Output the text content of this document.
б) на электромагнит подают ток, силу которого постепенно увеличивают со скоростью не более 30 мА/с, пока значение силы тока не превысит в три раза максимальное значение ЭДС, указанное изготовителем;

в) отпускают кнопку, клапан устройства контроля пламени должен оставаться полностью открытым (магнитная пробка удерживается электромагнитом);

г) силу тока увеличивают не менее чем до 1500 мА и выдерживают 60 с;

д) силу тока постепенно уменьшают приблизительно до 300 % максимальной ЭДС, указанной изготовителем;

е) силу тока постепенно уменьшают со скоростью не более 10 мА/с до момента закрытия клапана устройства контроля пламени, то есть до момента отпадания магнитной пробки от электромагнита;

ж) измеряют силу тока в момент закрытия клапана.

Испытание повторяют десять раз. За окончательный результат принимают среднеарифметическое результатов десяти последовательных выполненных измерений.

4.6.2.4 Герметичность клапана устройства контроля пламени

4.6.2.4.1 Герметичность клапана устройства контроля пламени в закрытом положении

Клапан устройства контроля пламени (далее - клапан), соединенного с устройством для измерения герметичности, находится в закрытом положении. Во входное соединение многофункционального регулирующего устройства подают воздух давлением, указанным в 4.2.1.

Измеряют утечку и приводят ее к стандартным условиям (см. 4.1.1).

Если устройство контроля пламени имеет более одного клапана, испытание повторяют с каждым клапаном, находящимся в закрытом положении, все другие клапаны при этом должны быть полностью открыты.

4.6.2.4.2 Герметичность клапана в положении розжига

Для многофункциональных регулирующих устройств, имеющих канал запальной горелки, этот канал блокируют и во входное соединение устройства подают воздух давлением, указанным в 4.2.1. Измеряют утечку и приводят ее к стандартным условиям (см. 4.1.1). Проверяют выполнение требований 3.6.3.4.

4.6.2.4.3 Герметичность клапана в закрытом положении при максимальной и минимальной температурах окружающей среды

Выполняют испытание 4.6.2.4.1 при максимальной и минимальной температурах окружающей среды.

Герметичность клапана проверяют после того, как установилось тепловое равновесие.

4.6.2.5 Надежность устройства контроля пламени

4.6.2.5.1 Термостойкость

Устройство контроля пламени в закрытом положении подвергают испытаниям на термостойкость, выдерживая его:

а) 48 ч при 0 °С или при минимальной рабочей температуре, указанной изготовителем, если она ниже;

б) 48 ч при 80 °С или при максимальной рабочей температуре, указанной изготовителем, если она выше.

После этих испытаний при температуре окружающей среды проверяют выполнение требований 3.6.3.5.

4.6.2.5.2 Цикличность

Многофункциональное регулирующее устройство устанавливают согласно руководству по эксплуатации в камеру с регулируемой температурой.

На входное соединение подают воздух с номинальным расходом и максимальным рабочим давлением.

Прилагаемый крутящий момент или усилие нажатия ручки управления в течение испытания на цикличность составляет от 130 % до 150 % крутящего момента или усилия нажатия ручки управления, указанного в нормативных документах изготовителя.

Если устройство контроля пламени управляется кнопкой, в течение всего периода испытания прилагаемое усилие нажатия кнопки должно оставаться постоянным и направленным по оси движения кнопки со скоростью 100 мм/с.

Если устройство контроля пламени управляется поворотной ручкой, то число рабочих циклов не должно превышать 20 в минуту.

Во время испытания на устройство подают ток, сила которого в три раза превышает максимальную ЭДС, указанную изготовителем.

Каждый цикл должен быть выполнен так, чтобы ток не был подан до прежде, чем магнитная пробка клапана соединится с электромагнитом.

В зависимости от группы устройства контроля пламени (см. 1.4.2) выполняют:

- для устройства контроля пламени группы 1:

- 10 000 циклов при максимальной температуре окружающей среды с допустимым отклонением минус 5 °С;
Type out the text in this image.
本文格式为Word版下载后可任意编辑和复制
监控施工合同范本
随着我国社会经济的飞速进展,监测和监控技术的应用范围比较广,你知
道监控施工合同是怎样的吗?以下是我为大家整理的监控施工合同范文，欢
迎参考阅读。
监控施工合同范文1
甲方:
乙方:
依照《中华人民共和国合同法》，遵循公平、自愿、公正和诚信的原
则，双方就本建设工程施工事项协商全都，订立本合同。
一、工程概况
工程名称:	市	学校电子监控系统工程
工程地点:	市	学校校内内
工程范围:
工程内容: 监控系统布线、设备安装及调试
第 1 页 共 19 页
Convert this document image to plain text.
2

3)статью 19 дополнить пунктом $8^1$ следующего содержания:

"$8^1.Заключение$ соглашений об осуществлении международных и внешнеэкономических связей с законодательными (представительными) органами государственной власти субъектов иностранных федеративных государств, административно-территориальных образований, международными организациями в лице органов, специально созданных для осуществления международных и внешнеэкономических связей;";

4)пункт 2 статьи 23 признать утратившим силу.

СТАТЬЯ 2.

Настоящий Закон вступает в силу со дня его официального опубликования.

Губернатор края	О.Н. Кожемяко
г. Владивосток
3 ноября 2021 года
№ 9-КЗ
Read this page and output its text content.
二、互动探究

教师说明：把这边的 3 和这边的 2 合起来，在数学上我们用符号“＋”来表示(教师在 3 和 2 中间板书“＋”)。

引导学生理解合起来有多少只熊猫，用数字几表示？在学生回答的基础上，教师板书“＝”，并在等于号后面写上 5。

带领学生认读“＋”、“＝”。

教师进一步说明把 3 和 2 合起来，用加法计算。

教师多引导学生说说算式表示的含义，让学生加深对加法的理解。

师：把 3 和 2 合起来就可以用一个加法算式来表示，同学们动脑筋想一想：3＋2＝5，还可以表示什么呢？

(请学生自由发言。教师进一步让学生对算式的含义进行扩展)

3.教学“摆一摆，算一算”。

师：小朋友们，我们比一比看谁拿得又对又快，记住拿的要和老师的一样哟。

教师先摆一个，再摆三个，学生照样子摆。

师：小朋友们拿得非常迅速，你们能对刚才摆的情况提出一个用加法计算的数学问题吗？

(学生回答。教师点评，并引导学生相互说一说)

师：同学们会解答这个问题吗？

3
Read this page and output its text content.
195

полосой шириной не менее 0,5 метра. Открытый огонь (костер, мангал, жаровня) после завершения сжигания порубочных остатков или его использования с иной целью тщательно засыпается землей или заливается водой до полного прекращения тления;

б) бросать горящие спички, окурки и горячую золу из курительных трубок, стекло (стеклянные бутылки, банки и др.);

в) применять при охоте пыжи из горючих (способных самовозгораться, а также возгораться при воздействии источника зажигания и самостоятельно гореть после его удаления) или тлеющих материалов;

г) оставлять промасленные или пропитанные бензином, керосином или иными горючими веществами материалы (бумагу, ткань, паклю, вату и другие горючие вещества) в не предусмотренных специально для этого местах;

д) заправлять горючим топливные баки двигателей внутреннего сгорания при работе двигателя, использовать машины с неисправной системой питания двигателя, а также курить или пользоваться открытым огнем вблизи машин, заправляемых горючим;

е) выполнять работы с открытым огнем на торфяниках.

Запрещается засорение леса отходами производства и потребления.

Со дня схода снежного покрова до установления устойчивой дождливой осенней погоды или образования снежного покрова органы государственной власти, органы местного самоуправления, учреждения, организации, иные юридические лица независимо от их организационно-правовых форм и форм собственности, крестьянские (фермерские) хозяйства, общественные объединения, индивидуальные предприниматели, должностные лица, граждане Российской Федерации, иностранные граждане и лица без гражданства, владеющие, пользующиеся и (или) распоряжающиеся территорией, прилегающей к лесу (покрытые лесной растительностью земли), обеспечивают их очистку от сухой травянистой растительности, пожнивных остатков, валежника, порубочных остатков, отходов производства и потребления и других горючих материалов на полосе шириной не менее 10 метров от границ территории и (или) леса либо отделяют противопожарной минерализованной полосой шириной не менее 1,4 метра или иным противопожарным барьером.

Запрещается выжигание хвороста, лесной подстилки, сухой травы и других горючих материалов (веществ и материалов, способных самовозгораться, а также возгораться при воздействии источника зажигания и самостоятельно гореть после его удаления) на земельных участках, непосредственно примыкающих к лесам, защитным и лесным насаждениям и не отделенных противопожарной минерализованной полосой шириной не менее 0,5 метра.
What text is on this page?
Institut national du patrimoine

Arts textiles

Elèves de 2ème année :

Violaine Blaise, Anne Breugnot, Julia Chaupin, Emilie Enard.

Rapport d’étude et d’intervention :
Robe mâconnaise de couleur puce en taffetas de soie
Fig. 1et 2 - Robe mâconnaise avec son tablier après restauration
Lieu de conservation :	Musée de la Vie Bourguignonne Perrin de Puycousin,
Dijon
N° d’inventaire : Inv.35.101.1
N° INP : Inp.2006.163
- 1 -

_ _ _

* [STATED PROBLEM]:
Using the records above, gather all lines where the string "течение" is present.

* [WRITTEN SOLUTION]:
Прилагаемый крутящий момент или усилие нажатия ручки управления в течение испытания на цикличность составляет от 130 % до 150 % крутящего момента или усилия нажатия ручки управления, указанного в нормативных документах изготовителя.
Если устройство контроля пламени управляется кнопкой, в течение всего периода испытания прилагаемое усилие нажатия кнопки должно оставаться постоянным и направленным по оси движения кнопки со скоростью 100 мм/с.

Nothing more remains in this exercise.